WHAT THE EXERCISE ASKS ▸ Select, from the material below, each line with "CALL" in it.

DATA ROWS ▸
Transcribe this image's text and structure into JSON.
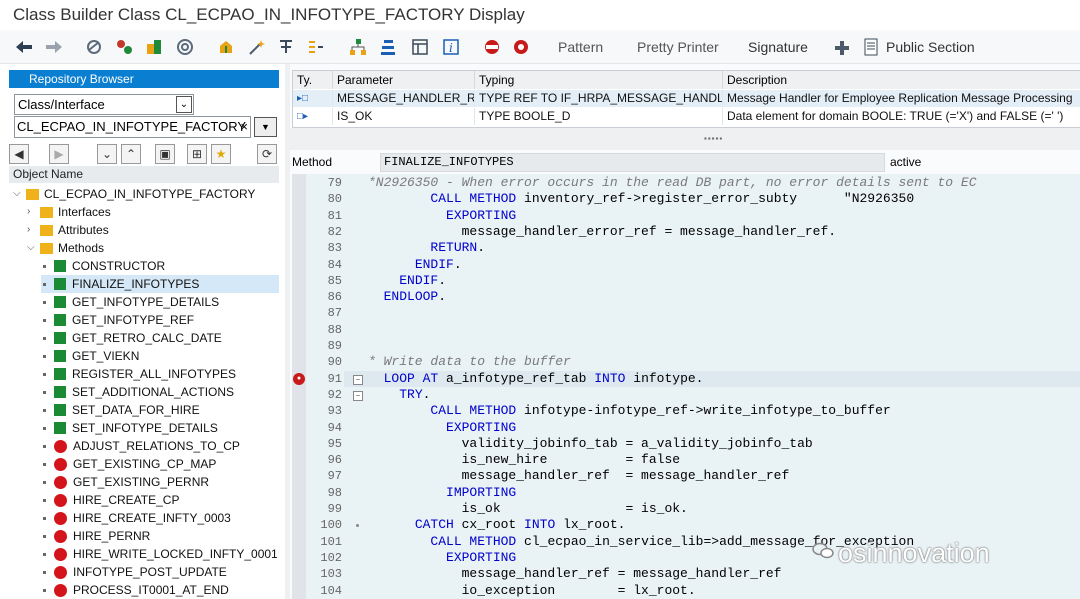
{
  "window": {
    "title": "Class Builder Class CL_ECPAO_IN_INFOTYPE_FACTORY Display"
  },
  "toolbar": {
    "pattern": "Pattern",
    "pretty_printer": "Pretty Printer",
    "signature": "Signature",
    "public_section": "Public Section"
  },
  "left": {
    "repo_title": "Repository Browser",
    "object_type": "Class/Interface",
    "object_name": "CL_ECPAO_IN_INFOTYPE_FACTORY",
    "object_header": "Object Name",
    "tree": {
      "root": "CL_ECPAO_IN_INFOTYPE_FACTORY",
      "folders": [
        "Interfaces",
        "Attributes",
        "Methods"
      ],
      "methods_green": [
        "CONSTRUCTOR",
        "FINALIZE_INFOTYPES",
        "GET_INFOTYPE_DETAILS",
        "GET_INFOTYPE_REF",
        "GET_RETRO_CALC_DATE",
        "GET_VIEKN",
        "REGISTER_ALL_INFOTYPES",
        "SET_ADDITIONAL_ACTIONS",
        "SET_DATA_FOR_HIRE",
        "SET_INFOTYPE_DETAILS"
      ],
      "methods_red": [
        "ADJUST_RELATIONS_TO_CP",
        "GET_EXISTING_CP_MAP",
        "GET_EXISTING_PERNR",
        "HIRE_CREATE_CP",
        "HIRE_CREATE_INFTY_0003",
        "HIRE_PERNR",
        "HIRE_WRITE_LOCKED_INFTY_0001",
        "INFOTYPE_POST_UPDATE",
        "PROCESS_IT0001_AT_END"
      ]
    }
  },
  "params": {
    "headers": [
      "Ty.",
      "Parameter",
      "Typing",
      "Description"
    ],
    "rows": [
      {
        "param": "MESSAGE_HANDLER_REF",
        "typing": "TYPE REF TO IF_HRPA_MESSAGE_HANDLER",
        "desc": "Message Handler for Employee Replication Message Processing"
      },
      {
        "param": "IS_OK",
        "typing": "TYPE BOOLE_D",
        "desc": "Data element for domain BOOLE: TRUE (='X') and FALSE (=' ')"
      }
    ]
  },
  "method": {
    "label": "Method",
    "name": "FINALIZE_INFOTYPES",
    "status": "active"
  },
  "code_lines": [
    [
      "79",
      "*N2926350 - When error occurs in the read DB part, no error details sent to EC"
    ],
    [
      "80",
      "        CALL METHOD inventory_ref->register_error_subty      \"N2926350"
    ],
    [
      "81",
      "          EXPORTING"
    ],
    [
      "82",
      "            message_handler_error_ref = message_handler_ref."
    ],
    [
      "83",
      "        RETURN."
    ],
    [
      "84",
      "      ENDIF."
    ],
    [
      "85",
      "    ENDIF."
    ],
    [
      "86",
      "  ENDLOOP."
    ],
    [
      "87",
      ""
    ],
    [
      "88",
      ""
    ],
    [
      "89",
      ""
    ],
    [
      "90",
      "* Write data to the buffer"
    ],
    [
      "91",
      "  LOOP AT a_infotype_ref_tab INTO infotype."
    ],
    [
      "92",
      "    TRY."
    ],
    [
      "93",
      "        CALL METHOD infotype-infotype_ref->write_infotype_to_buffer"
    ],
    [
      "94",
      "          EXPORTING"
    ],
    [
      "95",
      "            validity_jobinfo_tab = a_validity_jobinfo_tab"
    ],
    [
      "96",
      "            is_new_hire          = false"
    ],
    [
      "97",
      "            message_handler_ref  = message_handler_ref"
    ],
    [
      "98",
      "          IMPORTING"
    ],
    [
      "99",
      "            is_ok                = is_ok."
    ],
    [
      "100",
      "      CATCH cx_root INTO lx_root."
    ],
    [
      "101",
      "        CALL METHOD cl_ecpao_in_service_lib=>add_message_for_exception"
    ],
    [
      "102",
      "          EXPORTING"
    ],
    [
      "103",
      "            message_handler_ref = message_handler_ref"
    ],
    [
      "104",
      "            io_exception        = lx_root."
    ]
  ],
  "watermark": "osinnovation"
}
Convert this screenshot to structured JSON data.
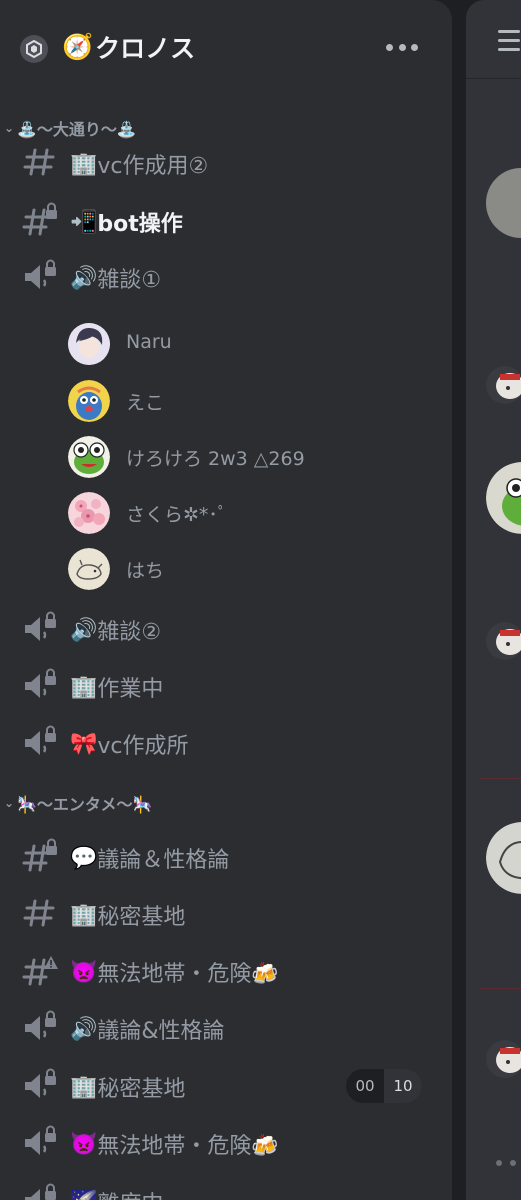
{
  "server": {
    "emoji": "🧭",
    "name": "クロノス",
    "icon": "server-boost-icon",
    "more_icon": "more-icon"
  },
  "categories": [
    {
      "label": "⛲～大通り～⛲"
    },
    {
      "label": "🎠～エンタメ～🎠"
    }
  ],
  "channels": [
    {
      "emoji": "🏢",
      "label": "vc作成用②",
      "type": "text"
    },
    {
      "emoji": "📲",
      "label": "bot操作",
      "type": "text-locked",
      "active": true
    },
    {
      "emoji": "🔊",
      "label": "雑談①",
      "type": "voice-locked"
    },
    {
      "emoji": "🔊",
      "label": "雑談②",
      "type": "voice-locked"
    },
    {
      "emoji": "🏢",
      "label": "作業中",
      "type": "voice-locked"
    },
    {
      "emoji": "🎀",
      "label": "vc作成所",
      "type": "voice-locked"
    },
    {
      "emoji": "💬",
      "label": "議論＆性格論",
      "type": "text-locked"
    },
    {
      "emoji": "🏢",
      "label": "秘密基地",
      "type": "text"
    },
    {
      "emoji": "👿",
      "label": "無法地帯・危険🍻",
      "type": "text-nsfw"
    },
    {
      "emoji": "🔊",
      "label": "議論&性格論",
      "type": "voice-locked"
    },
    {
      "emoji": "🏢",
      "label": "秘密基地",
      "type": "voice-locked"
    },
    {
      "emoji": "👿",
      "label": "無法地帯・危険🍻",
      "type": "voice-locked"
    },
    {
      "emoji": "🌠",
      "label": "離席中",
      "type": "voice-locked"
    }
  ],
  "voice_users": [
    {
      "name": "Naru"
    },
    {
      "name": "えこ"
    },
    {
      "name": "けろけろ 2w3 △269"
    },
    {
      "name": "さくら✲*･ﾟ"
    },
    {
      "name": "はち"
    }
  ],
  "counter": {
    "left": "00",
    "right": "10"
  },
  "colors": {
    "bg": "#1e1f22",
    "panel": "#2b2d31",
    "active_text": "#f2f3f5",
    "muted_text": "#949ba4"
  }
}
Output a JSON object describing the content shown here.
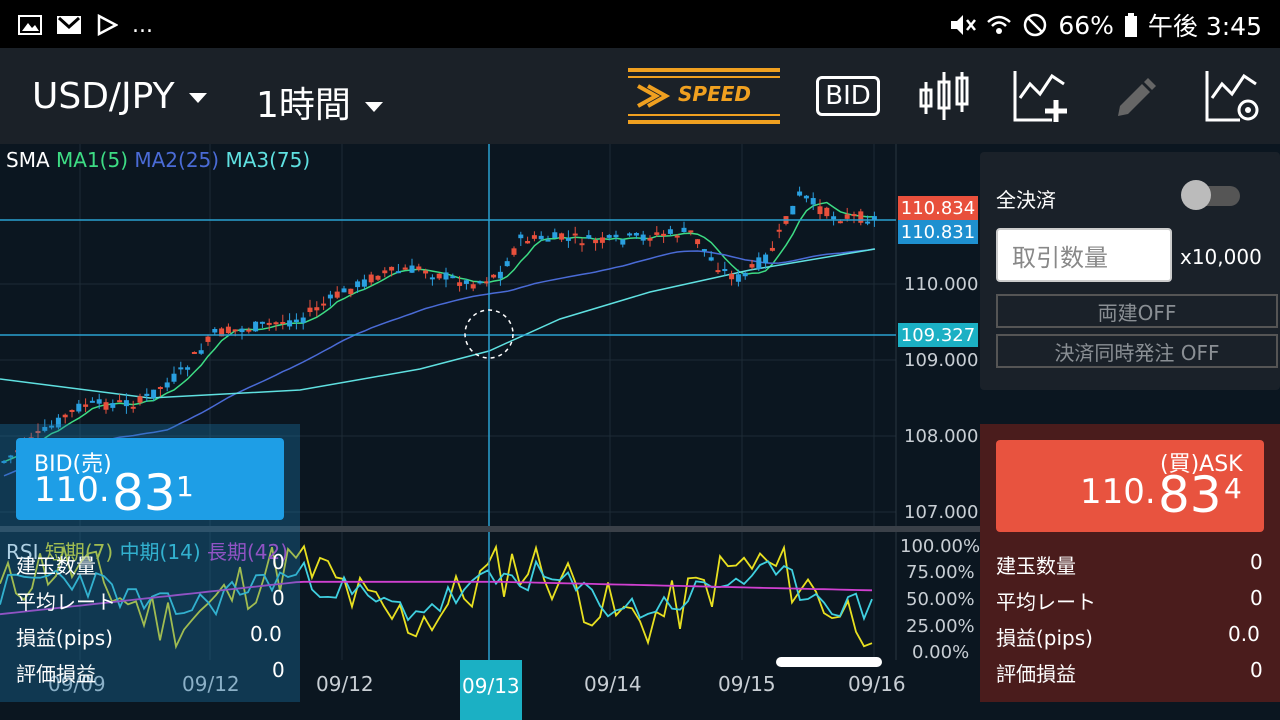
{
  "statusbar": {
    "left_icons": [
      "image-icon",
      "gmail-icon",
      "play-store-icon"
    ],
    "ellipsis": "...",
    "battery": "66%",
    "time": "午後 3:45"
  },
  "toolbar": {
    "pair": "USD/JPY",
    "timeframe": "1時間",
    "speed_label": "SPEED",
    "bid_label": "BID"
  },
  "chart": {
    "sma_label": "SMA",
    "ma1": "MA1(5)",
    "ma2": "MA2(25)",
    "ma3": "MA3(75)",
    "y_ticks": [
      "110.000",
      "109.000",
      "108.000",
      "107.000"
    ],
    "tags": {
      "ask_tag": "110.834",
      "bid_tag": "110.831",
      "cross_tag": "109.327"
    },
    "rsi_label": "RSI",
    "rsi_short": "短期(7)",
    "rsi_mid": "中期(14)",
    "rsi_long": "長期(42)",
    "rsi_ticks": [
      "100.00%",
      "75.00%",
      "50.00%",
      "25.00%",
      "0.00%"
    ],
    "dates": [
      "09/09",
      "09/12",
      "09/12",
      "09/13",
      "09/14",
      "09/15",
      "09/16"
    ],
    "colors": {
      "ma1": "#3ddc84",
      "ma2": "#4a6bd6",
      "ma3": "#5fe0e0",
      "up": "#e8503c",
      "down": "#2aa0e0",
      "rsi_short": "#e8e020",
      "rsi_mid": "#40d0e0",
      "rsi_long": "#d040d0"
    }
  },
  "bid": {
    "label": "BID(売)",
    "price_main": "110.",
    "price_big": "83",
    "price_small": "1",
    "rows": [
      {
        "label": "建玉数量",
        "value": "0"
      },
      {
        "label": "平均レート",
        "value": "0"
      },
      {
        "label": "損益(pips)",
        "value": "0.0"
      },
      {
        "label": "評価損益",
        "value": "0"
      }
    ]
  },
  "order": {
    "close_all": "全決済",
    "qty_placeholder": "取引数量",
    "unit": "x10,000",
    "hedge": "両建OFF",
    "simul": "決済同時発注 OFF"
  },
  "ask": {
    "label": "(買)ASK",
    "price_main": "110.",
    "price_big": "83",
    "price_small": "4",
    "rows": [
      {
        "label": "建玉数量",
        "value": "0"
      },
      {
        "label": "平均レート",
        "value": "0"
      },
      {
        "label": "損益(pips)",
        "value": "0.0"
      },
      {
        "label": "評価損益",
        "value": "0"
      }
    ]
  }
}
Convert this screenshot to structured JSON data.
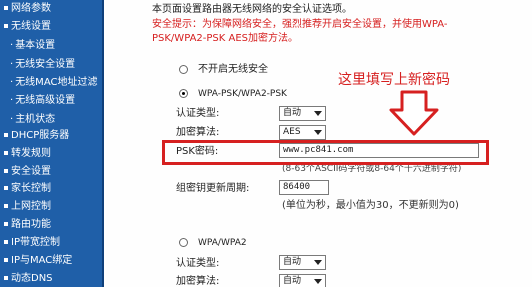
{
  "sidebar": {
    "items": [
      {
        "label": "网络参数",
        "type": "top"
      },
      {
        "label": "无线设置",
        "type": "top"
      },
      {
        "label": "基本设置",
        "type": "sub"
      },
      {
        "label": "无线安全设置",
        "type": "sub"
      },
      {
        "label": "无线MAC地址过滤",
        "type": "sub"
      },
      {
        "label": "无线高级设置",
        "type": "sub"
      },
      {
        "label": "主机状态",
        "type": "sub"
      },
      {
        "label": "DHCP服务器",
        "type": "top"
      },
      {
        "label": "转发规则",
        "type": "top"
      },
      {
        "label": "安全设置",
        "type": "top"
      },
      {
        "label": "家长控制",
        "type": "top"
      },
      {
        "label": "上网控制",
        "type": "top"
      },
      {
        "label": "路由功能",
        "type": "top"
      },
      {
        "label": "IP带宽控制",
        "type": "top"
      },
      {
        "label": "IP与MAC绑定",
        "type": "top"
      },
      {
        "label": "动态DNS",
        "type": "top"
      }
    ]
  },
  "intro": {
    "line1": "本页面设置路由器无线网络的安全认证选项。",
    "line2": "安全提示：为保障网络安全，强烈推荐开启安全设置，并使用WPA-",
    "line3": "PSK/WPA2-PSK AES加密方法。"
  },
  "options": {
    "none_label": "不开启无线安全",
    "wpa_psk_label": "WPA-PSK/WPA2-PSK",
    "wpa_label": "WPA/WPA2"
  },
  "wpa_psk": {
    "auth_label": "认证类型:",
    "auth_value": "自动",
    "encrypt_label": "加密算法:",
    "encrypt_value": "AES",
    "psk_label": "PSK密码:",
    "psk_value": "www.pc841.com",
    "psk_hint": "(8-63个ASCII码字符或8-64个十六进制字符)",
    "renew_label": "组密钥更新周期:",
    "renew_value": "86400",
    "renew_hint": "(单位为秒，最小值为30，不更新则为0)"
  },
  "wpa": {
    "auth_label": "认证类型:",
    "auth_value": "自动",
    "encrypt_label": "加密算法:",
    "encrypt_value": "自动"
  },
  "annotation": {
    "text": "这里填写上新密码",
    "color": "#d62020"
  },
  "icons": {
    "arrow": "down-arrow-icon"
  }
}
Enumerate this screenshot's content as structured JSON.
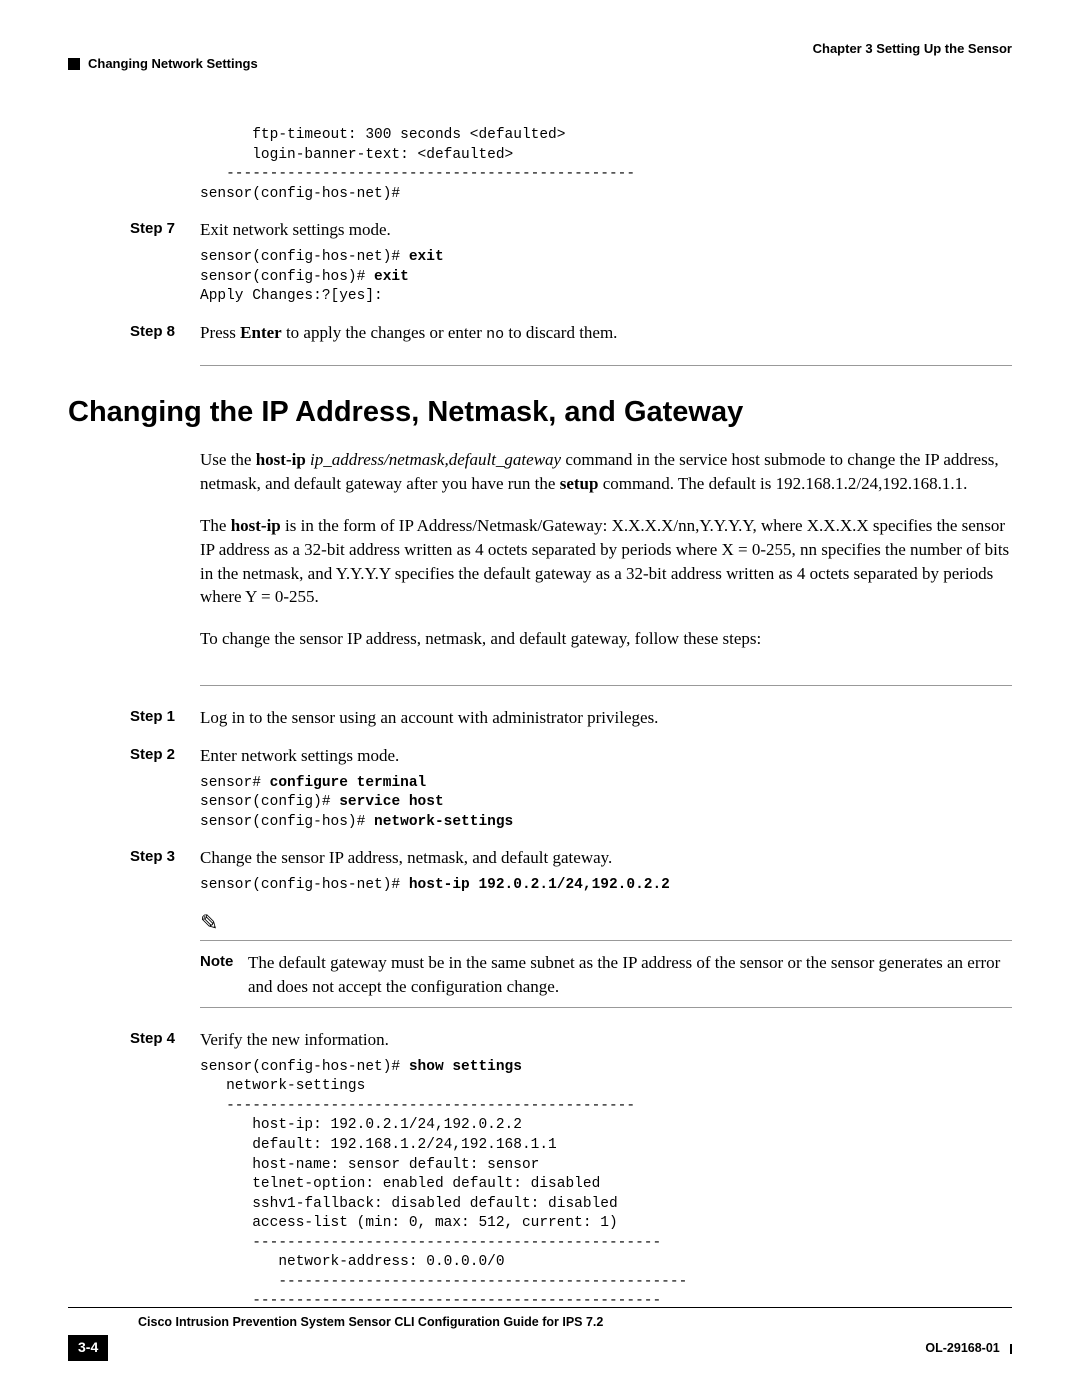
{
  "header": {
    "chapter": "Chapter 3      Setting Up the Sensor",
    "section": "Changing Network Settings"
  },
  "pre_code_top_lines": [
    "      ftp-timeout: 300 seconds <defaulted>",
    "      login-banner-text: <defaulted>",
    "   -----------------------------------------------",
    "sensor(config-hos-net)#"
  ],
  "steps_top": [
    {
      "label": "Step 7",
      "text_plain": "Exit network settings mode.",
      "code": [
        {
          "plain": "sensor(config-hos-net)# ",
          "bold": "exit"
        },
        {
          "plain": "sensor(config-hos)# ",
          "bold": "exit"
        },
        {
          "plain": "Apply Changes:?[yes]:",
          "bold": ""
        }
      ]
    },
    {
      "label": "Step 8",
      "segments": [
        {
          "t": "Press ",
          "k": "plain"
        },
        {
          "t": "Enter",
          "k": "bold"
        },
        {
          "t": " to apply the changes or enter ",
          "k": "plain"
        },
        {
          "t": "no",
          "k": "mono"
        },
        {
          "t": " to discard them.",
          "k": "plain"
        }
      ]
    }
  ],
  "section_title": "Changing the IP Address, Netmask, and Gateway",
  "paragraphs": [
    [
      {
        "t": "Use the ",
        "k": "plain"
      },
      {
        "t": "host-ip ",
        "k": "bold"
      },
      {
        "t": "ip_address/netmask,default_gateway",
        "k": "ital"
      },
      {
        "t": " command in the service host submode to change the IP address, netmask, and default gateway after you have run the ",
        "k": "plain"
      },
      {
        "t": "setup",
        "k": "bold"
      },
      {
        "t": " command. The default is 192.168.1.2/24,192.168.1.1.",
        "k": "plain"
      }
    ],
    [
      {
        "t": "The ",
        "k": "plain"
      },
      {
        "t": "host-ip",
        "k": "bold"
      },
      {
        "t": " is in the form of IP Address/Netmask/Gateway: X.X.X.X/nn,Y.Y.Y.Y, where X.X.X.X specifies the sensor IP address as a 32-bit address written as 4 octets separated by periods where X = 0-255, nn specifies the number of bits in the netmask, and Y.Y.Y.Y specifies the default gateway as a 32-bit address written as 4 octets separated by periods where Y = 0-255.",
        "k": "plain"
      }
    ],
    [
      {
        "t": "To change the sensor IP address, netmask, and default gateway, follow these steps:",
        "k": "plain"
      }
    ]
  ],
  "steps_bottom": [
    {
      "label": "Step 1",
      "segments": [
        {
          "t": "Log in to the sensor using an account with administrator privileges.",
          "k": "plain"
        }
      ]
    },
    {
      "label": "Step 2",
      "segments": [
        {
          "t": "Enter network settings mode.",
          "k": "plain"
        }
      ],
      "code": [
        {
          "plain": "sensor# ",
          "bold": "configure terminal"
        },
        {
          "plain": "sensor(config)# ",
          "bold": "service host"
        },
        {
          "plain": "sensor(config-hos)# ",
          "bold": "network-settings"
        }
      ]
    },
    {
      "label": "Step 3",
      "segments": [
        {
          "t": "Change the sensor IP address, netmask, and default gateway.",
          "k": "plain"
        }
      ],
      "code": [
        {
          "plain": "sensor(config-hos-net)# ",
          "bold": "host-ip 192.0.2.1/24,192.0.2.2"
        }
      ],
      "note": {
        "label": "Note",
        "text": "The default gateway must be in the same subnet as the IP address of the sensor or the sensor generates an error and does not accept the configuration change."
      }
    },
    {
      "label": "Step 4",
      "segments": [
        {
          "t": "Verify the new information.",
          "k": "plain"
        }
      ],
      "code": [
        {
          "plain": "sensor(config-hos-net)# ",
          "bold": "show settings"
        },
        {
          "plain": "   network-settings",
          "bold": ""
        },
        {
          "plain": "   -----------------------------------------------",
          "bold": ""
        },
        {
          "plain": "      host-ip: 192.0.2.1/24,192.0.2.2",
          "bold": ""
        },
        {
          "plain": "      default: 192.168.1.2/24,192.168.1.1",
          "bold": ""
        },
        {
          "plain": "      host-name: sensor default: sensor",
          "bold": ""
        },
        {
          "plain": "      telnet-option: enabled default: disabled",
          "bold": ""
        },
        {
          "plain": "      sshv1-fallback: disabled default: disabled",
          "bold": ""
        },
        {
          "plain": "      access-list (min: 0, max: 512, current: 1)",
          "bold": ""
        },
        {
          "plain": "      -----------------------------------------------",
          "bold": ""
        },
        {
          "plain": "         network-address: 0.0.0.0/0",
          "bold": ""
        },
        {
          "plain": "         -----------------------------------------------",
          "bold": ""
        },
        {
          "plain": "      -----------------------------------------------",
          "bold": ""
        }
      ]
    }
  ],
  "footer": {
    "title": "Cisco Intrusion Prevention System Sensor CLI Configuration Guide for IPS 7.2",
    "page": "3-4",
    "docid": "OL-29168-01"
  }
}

EXPECTED OUTPUT ▸
      "        CALL METHOD inventory_ref->register_error_subty      \"N2926350"
      "        CALL METHOD infotype-infotype_ref->write_infotype_to_buffer"
      "        CALL METHOD cl_ecpao_in_service_lib=>add_message_for_exception"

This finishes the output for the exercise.